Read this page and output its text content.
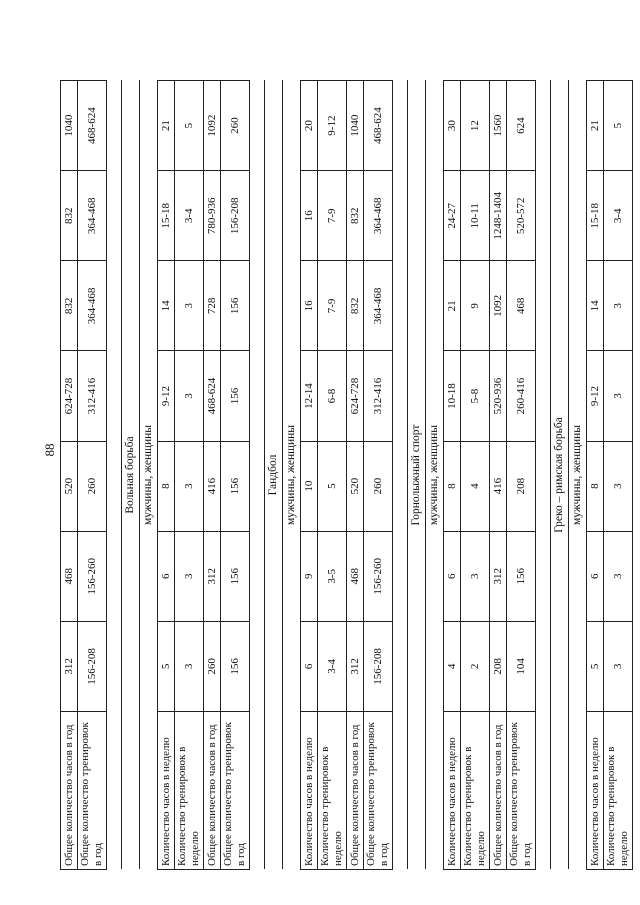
88
Общее количество часов в год	312	468	520	624-728	832	832	1040
Общее количество тренировок в год	156-208	156-260	260	312-416	364-468	364-468	468-624

Вольная борьба							
мужчины, женщины							
Количество часов в неделю	5	6	8	9-12	14	15-18	21
Количество тренировок в неделю	3	3	3	3	3	3-4	5
Общее количество часов в год	260	312	416	468-624	728	780-936	1092
Общее количество тренировок в год	156	156	156	156	156	156-208	260

Гандбол							
мужчины, женщины							
Количество часов в неделю	6	9	10	12-14	16	16	20
Количество тренировок в неделю	3-4	3-5	5	6-8	7-9	7-9	9-12
Общее количество часов в год	312	468	520	624-728	832	832	1040
Общее количество тренировок в год	156-208	156-260	260	312-416	364-468	364-468	468-624

Горнолыжный спорт							
мужчины, женщины							
Количество часов в неделю	4	6	8	10-18	21	24-27	30
Количество тренировок в неделю	2	3	4	5-8	9	10-11	12
Общее количество часов в год	208	312	416	520-936	1092	1248-1404	1560
Общее количество тренировок в год	104	156	208	260-416	468	520-572	624

Греко – римская борьба							
мужчины, женщины							
Количество часов в неделю	5	6	8	9-12	14	15-18	21
Количество тренировок в неделю	3	3	3	3	3	3-4	5
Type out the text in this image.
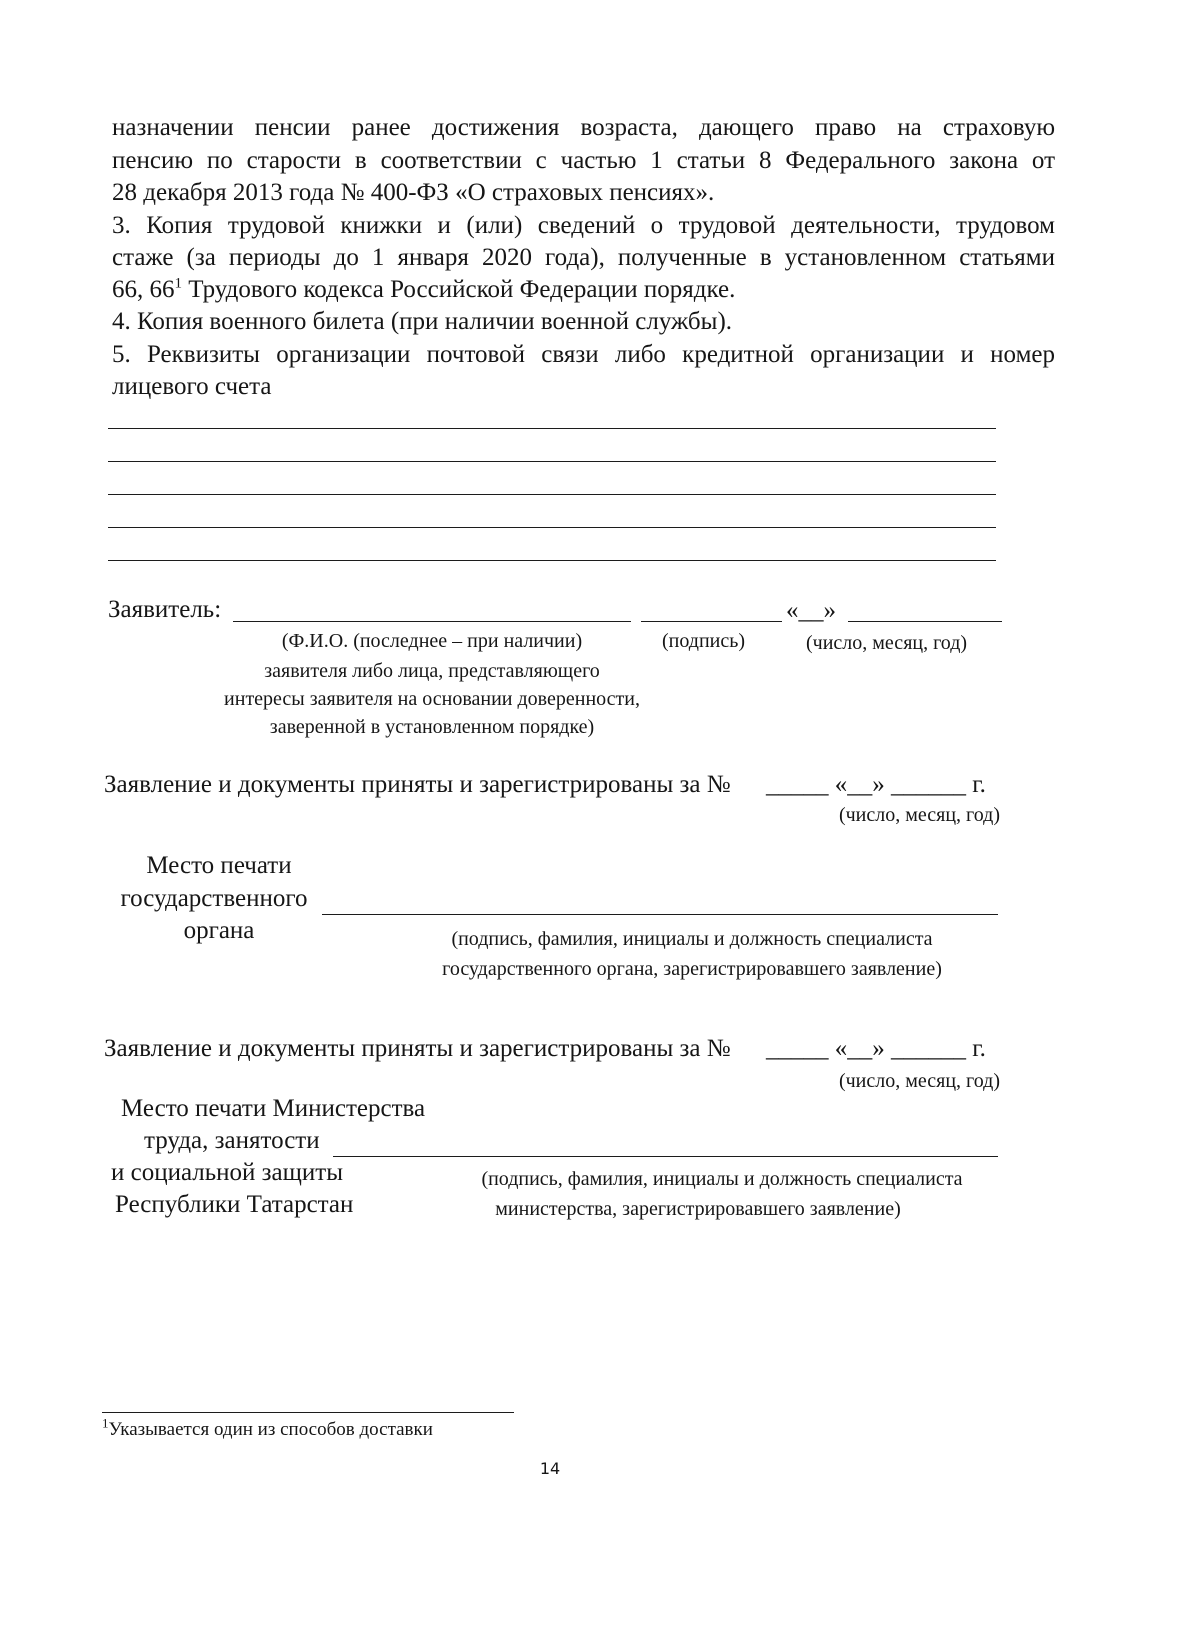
назначении пенсии ранее достижения возраста, дающего право на страховую
пенсию по старости в соответствии с частью 1 статьи 8 Федерального закона от
28 декабря 2013 года № 400-ФЗ «О страховых пенсиях».
3. Копия трудовой книжки и (или) сведений о трудовой деятельности, трудовом
стаже (за периоды до 1 января 2020 года), полученные в установленном статьями
66, $66^1$ Трудового кодекса Российской Федерации порядке.
4. Копия военного билета (при наличии военной службы).
5. Реквизиты организации почтовой связи либо кредитной организации и номер
лицевого счета
Заявитель:	«__»
(Ф.И.О. (последнее – при наличии)
заявителя либо лица, представляющего
интересы заявителя на основании доверенности,
заверенной в установленном порядке)
(подпись)	(число, месяц, год)
Заявление и документы приняты и зарегистрированы за № _____ «__» ______ г.
(число, месяц, год)
Место печати
государственного
органа	(подпись, фамилия, инициалы и должность специалиста
государственного органа, зарегистрировавшего заявление)
Заявление и документы приняты и зарегистрированы за № _____ «__» ______ г.
(число, месяц, год)
Место печати Министерства
труда, занятости
и социальной защиты
Республики Татарстан
(подпись, фамилия, инициалы и должность специалиста
министерства, зарегистрировавшего заявление)
$^1$Указывается один из способов доставки
14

> **WRITTEN TASK**
Set down the material above as is, without any pictures.

> **FINISHED ANSWER**
Read this page and output its text content.
88
Общее количество часов в год	312	468	520	624-728	832	832	1040
Общее количество тренировок в год	156-208	156-260	260	312-416	364-468	364-468	468-624

Вольная борьба							
мужчины, женщины							
Количество часов в неделю	5	6	8	9-12	14	15-18	21
Количество тренировок в неделю	3	3	3	3	3	3-4	5
Общее количество часов в год	260	312	416	468-624	728	780-936	1092
Общее количество тренировок в год	156	156	156	156	156	156-208	260

Гандбол							
мужчины, женщины							
Количество часов в неделю	6	9	10	12-14	16	16	20
Количество тренировок в неделю	3-4	3-5	5	6-8	7-9	7-9	9-12
Общее количество часов в год	312	468	520	624-728	832	832	1040
Общее количество тренировок в год	156-208	156-260	260	312-416	364-468	364-468	468-624

Горнолыжный спорт							
мужчины, женщины							
Количество часов в неделю	4	6	8	10-18	21	24-27	30
Количество тренировок в неделю	2	3	4	5-8	9	10-11	12
Общее количество часов в год	208	312	416	520-936	1092	1248-1404	1560
Общее количество тренировок в год	104	156	208	260-416	468	520-572	624

Греко – римская борьба							
мужчины, женщины							
Количество часов в неделю	5	6	8	9-12	14	15-18	21
Количество тренировок в неделю	3	3	3	3	3	3-4	5
Type out the text in this image.
назначении пенсии ранее достижения возраста, дающего право на страховую
пенсию по старости в соответствии с частью 1 статьи 8 Федерального закона от
28 декабря 2013 года № 400-ФЗ «О страховых пенсиях».
3. Копия трудовой книжки и (или) сведений о трудовой деятельности, трудовом
стаже (за периоды до 1 января 2020 года), полученные в установленном статьями
66, $66^1$ Трудового кодекса Российской Федерации порядке.
4. Копия военного билета (при наличии военной службы).
5. Реквизиты организации почтовой связи либо кредитной организации и номер
лицевого счета
Заявитель:	«__»
(Ф.И.О. (последнее – при наличии)
заявителя либо лица, представляющего
интересы заявителя на основании доверенности,
заверенной в установленном порядке)
(подпись)	(число, месяц, год)
Заявление и документы приняты и зарегистрированы за № _____ «__» ______ г.
(число, месяц, год)
Место печати
государственного
органа	(подпись, фамилия, инициалы и должность специалиста
государственного органа, зарегистрировавшего заявление)
Заявление и документы приняты и зарегистрированы за № _____ «__» ______ г.
(число, месяц, год)
Место печати Министерства
труда, занятости
и социальной защиты
Республики Татарстан
(подпись, фамилия, инициалы и должность специалиста
министерства, зарегистрировавшего заявление)
$^1$Указывается один из способов доставки
14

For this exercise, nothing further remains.